# [What needs to be done]
Show all lines holding "this".

# [Dataset extract]
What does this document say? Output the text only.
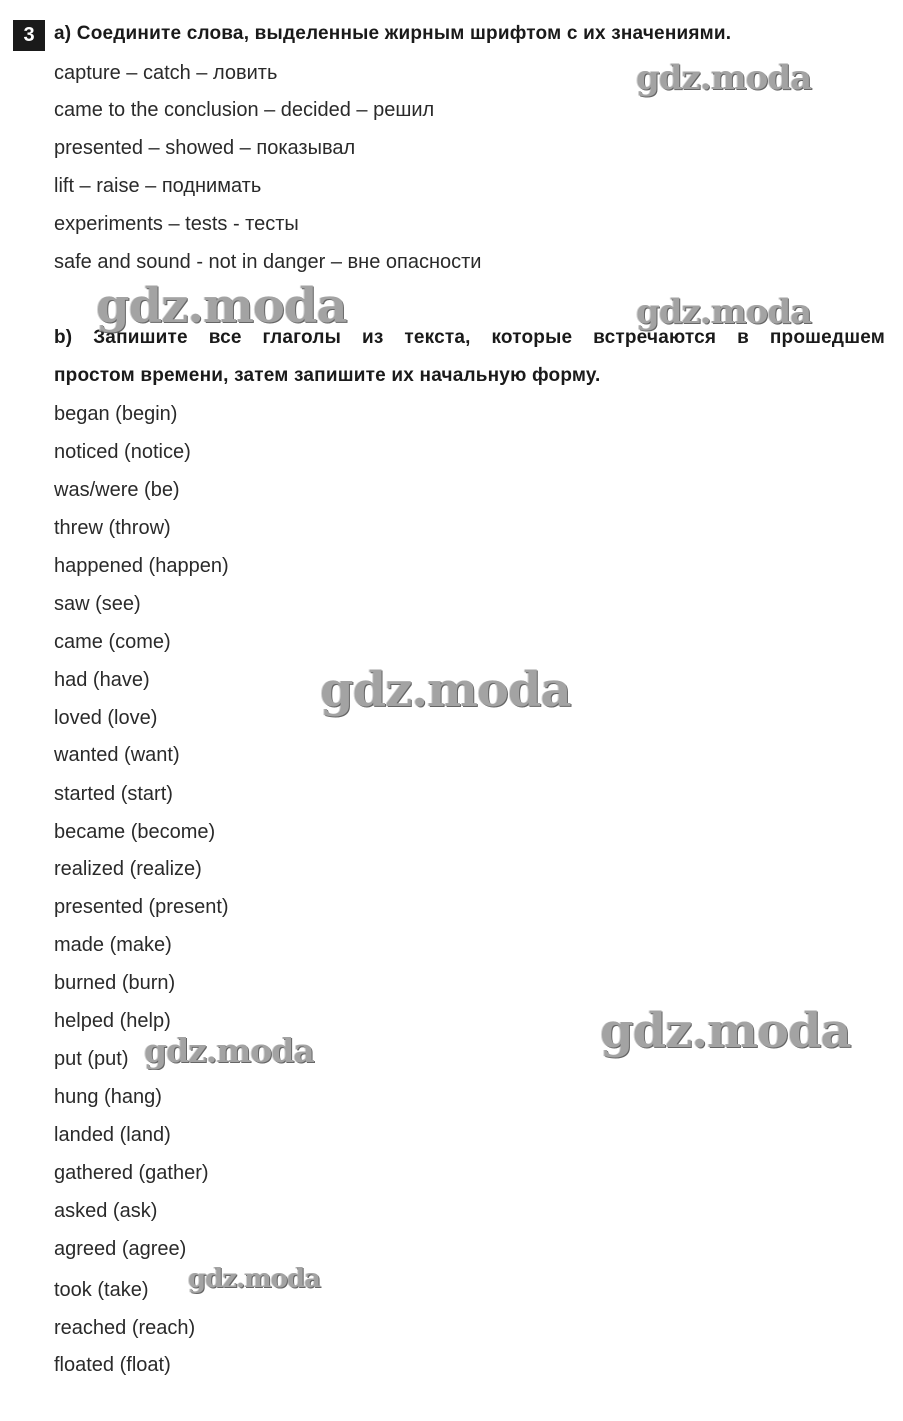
3	a) Соедините слова, выделенные жирным шрифтом с их значениями.
capture – catch – ловить
came to the conclusion – decided – решил
presented – showed – показывал
lift – raise – поднимать
experiments – tests - тесты
safe and sound - not in danger – вне опасности
b) Запишите все глаголы из текста, которые встречаются в прошедшем
простом времени, затем запишите их начальную форму.
began (begin)
noticed (notice)
was/were (be)
threw (throw)
happened (happen)
saw (see)
came (come)
had (have)
loved (love)
wanted (want)
started (start)
became (become)
realized (realize)
presented (present)
made (make)
burned (burn)
helped (help)
put (put)
hung (hang)
landed (land)
gathered (gather)
asked (ask)
agreed (agree)
took (take)
reached (reach)
floated (float)
gdz.moda
gdz.moda	gdz.moda
gdz.moda
gdz.moda
gdz.moda
gdz.moda
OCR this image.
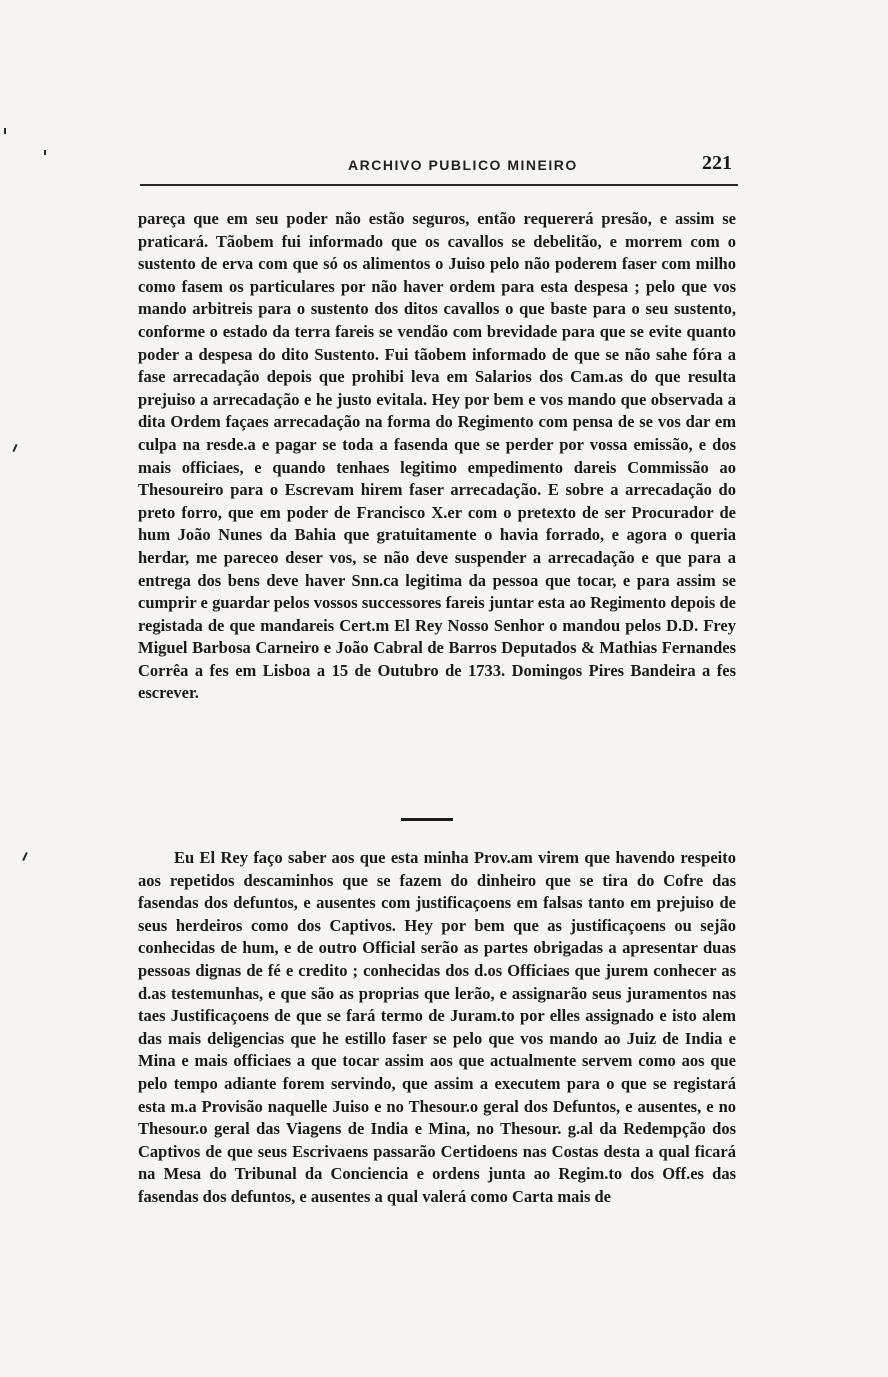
ARCHIVO PUBLICO MINEIRO	221

pareça que em seu poder não estão seguros, então requererá presão, e assim se praticará. Tãobem fui informado que os cavallos se debelitão, e morrem com o sustento de erva com que só os alimentos o Juiso pelo não poderem faser com milho como fasem os particulares por não haver ordem para esta despesa ; pelo que vos mando arbitreis para o sustento dos ditos cavallos o que baste para o seu sustento, conforme o estado da terra fareis se vendão com brevidade para que se evite quanto poder a despesa do dito Sustento. Fui tãobem informado de que se não sahe fóra a fase arrecadação depois que prohibi leva em Salarios dos Cam.as do que resulta prejuiso a arrecadação e he justo evitala. Hey por bem e vos mando que observada a dita Ordem façaes arrecadação na forma do Regimento com pensa de se vos dar em culpa na resde.a e pagar se toda a fasenda que se perder por vossa emissão, e dos mais officiaes, e quando tenhaes legitimo empedimento dareis Commissão ao Thesoureiro para o Escrevam hirem faser arrecadação. E sobre a arrecadação do preto forro, que em poder de Francisco X.er com o pretexto de ser Procurador de hum João Nunes da Bahia que gratuitamente o havia forrado, e agora o queria herdar, me pareceo deser vos, se não deve suspender a arrecadação e que para a entrega dos bens deve haver Snn.ca legitima da pessoa que tocar, e para assim se cumprir e guardar pelos vossos successores fareis juntar esta ao Regimento depois de registada de que mandareis Cert.m El Rey Nosso Senhor o mandou pelos D.D. Frey Miguel Barbosa Carneiro e João Cabral de Barros Deputados & Mathias Fernandes Corrêa a fes em Lisboa a 15 de Outubro de 1733. Domingos Pires Bandeira a fes escrever.

Eu El Rey faço saber aos que esta minha Prov.am virem que havendo respeito aos repetidos descaminhos que se fazem do dinheiro que se tira do Cofre das fasendas dos defuntos, e ausentes com justificaçoens em falsas tanto em prejuiso de seus herdeiros como dos Captivos. Hey por bem que as justificaçoens ou sejão conhecidas de hum, e de outro Official serão as partes obrigadas a apresentar duas pessoas dignas de fé e credito ; conhecidas dos d.os Officiaes que jurem conhecer as d.as testemunhas, e que são as proprias que lerão, e assignarão seus juramentos nas taes Justificaçoens de que se fará termo de Juram.to por elles assignado e isto alem das mais deligencias que he estillo faser se pelo que vos mando ao Juiz de India e Mina e mais officiaes a que tocar assim aos que actualmente servem como aos que pelo tempo adiante forem servindo, que assim a executem para o que se registará esta m.a Provisão naquelle Juiso e no Thesour.o geral dos Defuntos, e ausentes, e no Thesour.o geral das Viagens de India e Mina, no Thesour. g.al da Redempção dos Captivos de que seus Escrivaens passarão Certidoens nas Costas desta a qual ficará na Mesa do Tribunal da Conciencia e ordens junta ao Regim.to dos Off.es das fasendas dos defuntos, e ausentes a qual valerá como Carta mais de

# [Finished exercise]
What does this document say? Output the text only.
OCR this image.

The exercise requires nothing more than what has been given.